PAGE EXCERPT:
Jul. 20 2017 — Coal production made gains through June as modest electricity demand to open the summer was offset by stronger exports. Weekly shipments for June came in 24% higher than the same period last year, continuing the improved production results for 2017. However, easing natural gas prices during June provided little headroom for thermal coal prices. The NYMEX CAPP eased by $0.25/ton (0.5%) for the month, while the NYMEX PRB gained $0.24/ton (2.2%).

Natural gas prices traded lower during June than in May, with low electricity demand doing little to clear surplus storage. After opening the month at $3.05/mmBtu, Henry Hub spot prices varied during mid-month from $2.85-3.12/mmBtu, before closing at $3.07/mmBtu. Natural gas remains in a moderate surplus, with June injections trailing modestly below historical averages. Storage levels as of June 23 stood at 2,816 Bcf, 182 Bcf above five-year averages. The surplus restrained natural gas markets during the month, with warmer weather the last week of June kicking off the cooling season and providing a boost to prices.

[Boxed element entries]
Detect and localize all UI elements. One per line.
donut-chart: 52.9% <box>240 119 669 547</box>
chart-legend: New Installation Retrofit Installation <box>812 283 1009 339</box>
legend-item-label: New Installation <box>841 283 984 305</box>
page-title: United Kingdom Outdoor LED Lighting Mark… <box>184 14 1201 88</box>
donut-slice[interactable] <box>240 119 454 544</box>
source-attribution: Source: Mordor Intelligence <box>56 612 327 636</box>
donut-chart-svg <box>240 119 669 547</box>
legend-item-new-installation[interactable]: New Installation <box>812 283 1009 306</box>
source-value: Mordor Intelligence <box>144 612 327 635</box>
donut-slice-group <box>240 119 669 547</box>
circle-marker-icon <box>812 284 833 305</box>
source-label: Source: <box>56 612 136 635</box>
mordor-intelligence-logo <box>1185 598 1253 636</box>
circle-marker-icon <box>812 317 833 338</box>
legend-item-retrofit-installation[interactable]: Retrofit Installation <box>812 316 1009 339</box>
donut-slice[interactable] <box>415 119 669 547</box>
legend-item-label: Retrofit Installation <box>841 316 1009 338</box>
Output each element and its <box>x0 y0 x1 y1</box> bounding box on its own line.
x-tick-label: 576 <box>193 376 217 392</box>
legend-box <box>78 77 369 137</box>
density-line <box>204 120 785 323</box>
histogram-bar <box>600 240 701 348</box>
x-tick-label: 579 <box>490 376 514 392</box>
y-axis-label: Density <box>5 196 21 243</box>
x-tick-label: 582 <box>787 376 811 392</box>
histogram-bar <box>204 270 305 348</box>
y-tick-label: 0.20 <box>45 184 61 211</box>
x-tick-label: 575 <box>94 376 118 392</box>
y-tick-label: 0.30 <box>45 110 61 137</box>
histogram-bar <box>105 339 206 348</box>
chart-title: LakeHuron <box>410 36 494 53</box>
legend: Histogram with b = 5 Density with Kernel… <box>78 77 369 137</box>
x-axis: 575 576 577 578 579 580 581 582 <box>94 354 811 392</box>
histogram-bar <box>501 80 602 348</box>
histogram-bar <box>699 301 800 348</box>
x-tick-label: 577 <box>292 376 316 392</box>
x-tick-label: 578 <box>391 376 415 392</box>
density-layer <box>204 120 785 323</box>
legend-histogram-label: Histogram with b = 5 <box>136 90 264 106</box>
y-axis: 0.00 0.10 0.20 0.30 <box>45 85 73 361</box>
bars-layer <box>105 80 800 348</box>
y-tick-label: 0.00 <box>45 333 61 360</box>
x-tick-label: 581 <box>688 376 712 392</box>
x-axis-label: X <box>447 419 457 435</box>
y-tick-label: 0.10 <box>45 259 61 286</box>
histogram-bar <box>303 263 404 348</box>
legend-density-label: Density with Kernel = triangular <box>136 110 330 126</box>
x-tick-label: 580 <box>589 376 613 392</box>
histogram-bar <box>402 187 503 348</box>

WRITTEN TASKS:
(1) In the coal and natural gas market update, reproduce word for word the passage starting with "Jul. 20 2017" and going on through "gained $0.24/ton (2.2%).".
(2) According to the coal and natural gas market update, what was the Henry Hub spot price at the close of June?

FINAL ANSWERS:
(1)
Jul. 20 2017 — Coal production made gains through June as modest electricity demand to open the summer was offset by stronger exports. Weekly shipments for June came in 24% higher than the same period last year, continuing the improved production results for 2017. However, easing natural gas prices during June provided little headroom for thermal coal prices. The NYMEX CAPP eased by $0.25/ton (0.5%) for the month, while the NYMEX PRB gained $0.24/ton (2.2%).

(2) $3.07/mmBtu